__TASK STATEMENT__:
In the material below, the lines containing the word "Masuk" are required; copy each of them.
== PROVIDED RECORDS ==
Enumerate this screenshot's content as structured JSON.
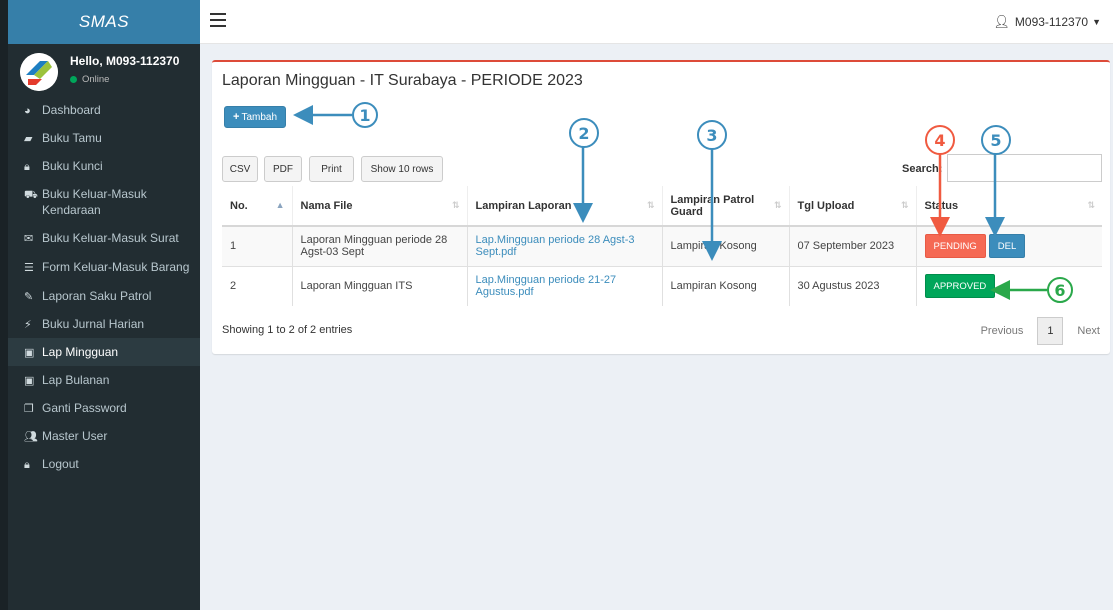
{
  "brand": "SMAS",
  "user": {
    "greeting": "Hello, M093-112370",
    "status": "Online"
  },
  "menu": [
    {
      "label": "Dashboard",
      "icon": "dashboard-icon"
    },
    {
      "label": "Buku Tamu",
      "icon": "book-icon"
    },
    {
      "label": "Buku Kunci",
      "icon": "lock-icon"
    },
    {
      "label": "Buku Keluar-Masuk Kendaraan",
      "icon": "truck-icon"
    },
    {
      "label": "Buku Keluar-Masuk Surat",
      "icon": "envelope-icon"
    },
    {
      "label": "Form Keluar-Masuk Barang",
      "icon": "list-icon"
    },
    {
      "label": "Laporan Saku Patrol",
      "icon": "paperclip-icon"
    },
    {
      "label": "Buku Jurnal Harian",
      "icon": "magic-icon"
    },
    {
      "label": "Lap Mingguan",
      "icon": "money-icon"
    },
    {
      "label": "Lap Bulanan",
      "icon": "money-icon"
    },
    {
      "label": "Ganti Password",
      "icon": "copy-icon"
    },
    {
      "label": "Master User",
      "icon": "users-icon"
    },
    {
      "label": "Logout",
      "icon": "lock-icon"
    }
  ],
  "header": {
    "user_label": "M093-112370"
  },
  "box": {
    "title": "Laporan Mingguan - IT Surabaya - PERIODE 2023",
    "add_label": "Tambah",
    "csv": "CSV",
    "pdf": "PDF",
    "print": "Print",
    "show_rows": "Show 10 rows",
    "search_label": "Search:"
  },
  "table": {
    "headers": [
      "No.",
      "Nama File",
      "Lampiran Laporan",
      "Lampiran Patrol Guard",
      "Tgl Upload",
      "Status"
    ],
    "rows": [
      {
        "no": "1",
        "nama": "Laporan Mingguan periode 28 Agst-03 Sept",
        "lampiran": "Lap.Mingguan periode 28 Agst-3 Sept.pdf",
        "patrol": "Lampiran Kosong",
        "tgl": "07 September 2023",
        "status": "PENDING",
        "del": "DEL"
      },
      {
        "no": "2",
        "nama": "Laporan Mingguan ITS",
        "lampiran": "Lap.Mingguan periode 21-27 Agustus.pdf",
        "patrol": "Lampiran Kosong",
        "tgl": "30 Agustus 2023",
        "status": "APPROVED"
      }
    ]
  },
  "footer": {
    "info": "Showing 1 to 2 of 2 entries",
    "previous": "Previous",
    "page": "1",
    "next": "Next"
  },
  "annotations": [
    "1",
    "2",
    "3",
    "4",
    "5",
    "6"
  ],
  "colors": {
    "accent": "#3c8dbc",
    "sidebar": "#222d32",
    "annotation_blue": "#3c8dbc",
    "annotation_red": "#f05a40",
    "annotation_green": "#2aa84a",
    "pending": "#f56954",
    "approved": "#00a65a"
  }
}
===
__WRITTEN REPLY__:
      "label": "Buku Keluar-Masuk Kendaraan",
      "label": "Buku Keluar-Masuk Surat",
      "label": "Form Keluar-Masuk Barang",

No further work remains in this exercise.